→ **WHAT TO DO**: Provide only the number of lines in the records below that include "account".

→ **ITEMS**:
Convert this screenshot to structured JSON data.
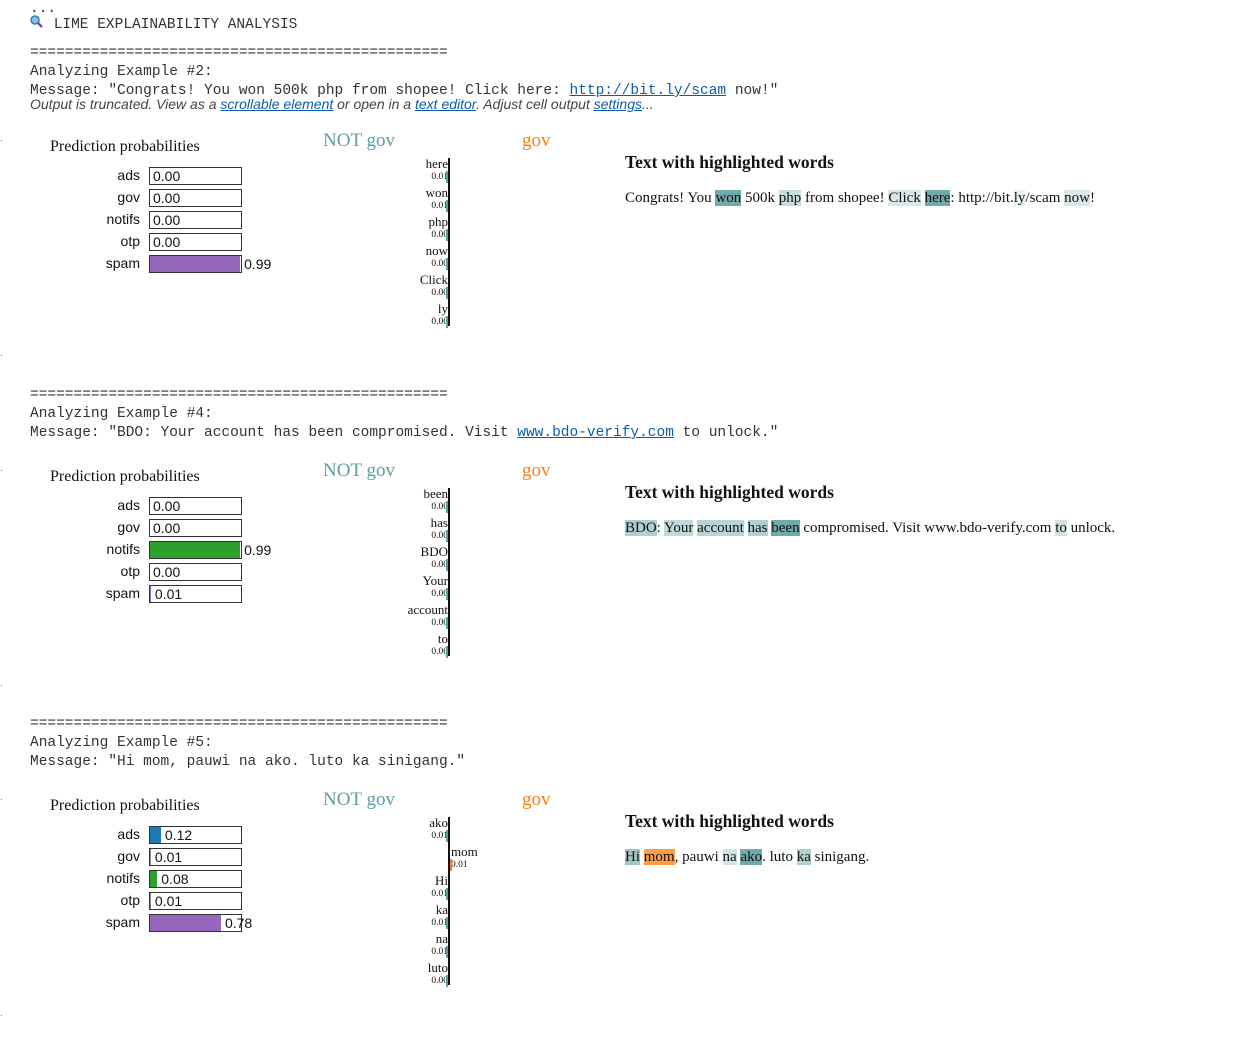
{
  "top": {
    "ellipsis": "...",
    "icon": "magnifier-icon",
    "title": "LIME EXPLAINABILITY ANALYSIS",
    "separator": "================================================",
    "truncation": {
      "prefix": "Output is truncated. View as a ",
      "link1": "scrollable element",
      "mid": " or open in a ",
      "link2": "text editor",
      "mid2": ". Adjust cell output ",
      "link3": "settings",
      "suffix": "..."
    }
  },
  "colors": {
    "ads": "#1f77b4",
    "notifs": "#2ca02c",
    "spam": "#9467bd",
    "not_class": "#5f9ea0",
    "class": "#ff7f0e"
  },
  "labels": {
    "prediction_probabilities": "Prediction probabilities",
    "not_class": "NOT gov",
    "class": "gov",
    "highlight_title": "Text with highlighted words"
  },
  "examples": [
    {
      "heading": "Analyzing Example #2:",
      "message_prefix": "Message: \"Congrats! You won 500k php from shopee! Click here: ",
      "message_link": "http://bit.ly/scam",
      "message_suffix": " now!\"",
      "probs": [
        {
          "label": "ads",
          "value": 0.0,
          "text": "0.00"
        },
        {
          "label": "gov",
          "value": 0.0,
          "text": "0.00"
        },
        {
          "label": "notifs",
          "value": 0.0,
          "text": "0.00"
        },
        {
          "label": "otp",
          "value": 0.0,
          "text": "0.00"
        },
        {
          "label": "spam",
          "value": 0.99,
          "text": "0.99"
        }
      ],
      "features": [
        {
          "word": "here",
          "weight": -0.01,
          "text": "0.01"
        },
        {
          "word": "won",
          "weight": -0.01,
          "text": "0.01"
        },
        {
          "word": "php",
          "weight": -0.0,
          "text": "0.00"
        },
        {
          "word": "now",
          "weight": -0.0,
          "text": "0.00"
        },
        {
          "word": "Click",
          "weight": -0.0,
          "text": "0.00"
        },
        {
          "word": "ly",
          "weight": -0.0,
          "text": "0.00"
        }
      ],
      "tokens": [
        {
          "t": "Congrats! You "
        },
        {
          "t": "won",
          "w": 0.9
        },
        {
          "t": " 500k "
        },
        {
          "t": "php",
          "w": 0.35
        },
        {
          "t": " from shopee! "
        },
        {
          "t": "Click",
          "w": 0.25
        },
        {
          "t": " "
        },
        {
          "t": "here",
          "w": 0.9
        },
        {
          "t": ": http://bit."
        },
        {
          "t": "ly",
          "w": 0.15
        },
        {
          "t": "/scam "
        },
        {
          "t": "now",
          "w": 0.25
        },
        {
          "t": "!"
        }
      ]
    },
    {
      "heading": "Analyzing Example #4:",
      "message_prefix": "Message: \"BDO: Your account has been compromised. Visit ",
      "message_link": "www.bdo-verify.com",
      "message_suffix": " to unlock.\"",
      "probs": [
        {
          "label": "ads",
          "value": 0.0,
          "text": "0.00"
        },
        {
          "label": "gov",
          "value": 0.0,
          "text": "0.00"
        },
        {
          "label": "notifs",
          "value": 0.99,
          "text": "0.99"
        },
        {
          "label": "otp",
          "value": 0.0,
          "text": "0.00"
        },
        {
          "label": "spam",
          "value": 0.01,
          "text": "0.01"
        }
      ],
      "features": [
        {
          "word": "been",
          "weight": -0.0,
          "text": "0.00"
        },
        {
          "word": "has",
          "weight": -0.0,
          "text": "0.00"
        },
        {
          "word": "BDO",
          "weight": -0.0,
          "text": "0.00"
        },
        {
          "word": "Your",
          "weight": -0.0,
          "text": "0.00"
        },
        {
          "word": "account",
          "weight": -0.0,
          "text": "0.00"
        },
        {
          "word": "to",
          "weight": -0.0,
          "text": "0.00"
        }
      ],
      "tokens": [
        {
          "t": "BDO",
          "w": 0.5
        },
        {
          "t": ": "
        },
        {
          "t": "Your",
          "w": 0.4
        },
        {
          "t": " "
        },
        {
          "t": "account",
          "w": 0.45
        },
        {
          "t": " "
        },
        {
          "t": "has",
          "w": 0.5
        },
        {
          "t": " "
        },
        {
          "t": "been",
          "w": 0.9
        },
        {
          "t": " compromised. Visit www.bdo-verify.com "
        },
        {
          "t": "to",
          "w": 0.3
        },
        {
          "t": " unlock."
        }
      ]
    },
    {
      "heading": "Analyzing Example #5:",
      "message_prefix": "Message: \"Hi mom, pauwi na ako. luto ka sinigang.\"",
      "message_link": "",
      "message_suffix": "",
      "probs": [
        {
          "label": "ads",
          "value": 0.12,
          "text": "0.12"
        },
        {
          "label": "gov",
          "value": 0.01,
          "text": "0.01"
        },
        {
          "label": "notifs",
          "value": 0.08,
          "text": "0.08"
        },
        {
          "label": "otp",
          "value": 0.01,
          "text": "0.01"
        },
        {
          "label": "spam",
          "value": 0.78,
          "text": "0.78"
        }
      ],
      "features": [
        {
          "word": "ako",
          "weight": -0.01,
          "text": "0.01"
        },
        {
          "word": "mom",
          "weight": 0.01,
          "text": "0.01"
        },
        {
          "word": "Hi",
          "weight": -0.01,
          "text": "0.01"
        },
        {
          "word": "ka",
          "weight": -0.01,
          "text": "0.01"
        },
        {
          "word": "na",
          "weight": -0.01,
          "text": "0.01"
        },
        {
          "word": "luto",
          "weight": -0.0,
          "text": "0.00"
        }
      ],
      "tokens": [
        {
          "t": "Hi",
          "w": 0.6
        },
        {
          "t": " "
        },
        {
          "t": "mom",
          "w": 0.9,
          "pos": true
        },
        {
          "t": ", pauwi "
        },
        {
          "t": "na",
          "w": 0.3
        },
        {
          "t": " "
        },
        {
          "t": "ako",
          "w": 0.9
        },
        {
          "t": ". "
        },
        {
          "t": "luto",
          "w": 0.05
        },
        {
          "t": " "
        },
        {
          "t": "ka",
          "w": 0.5
        },
        {
          "t": " sinigang."
        }
      ]
    }
  ]
}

→ **FINISHED TASK**: 3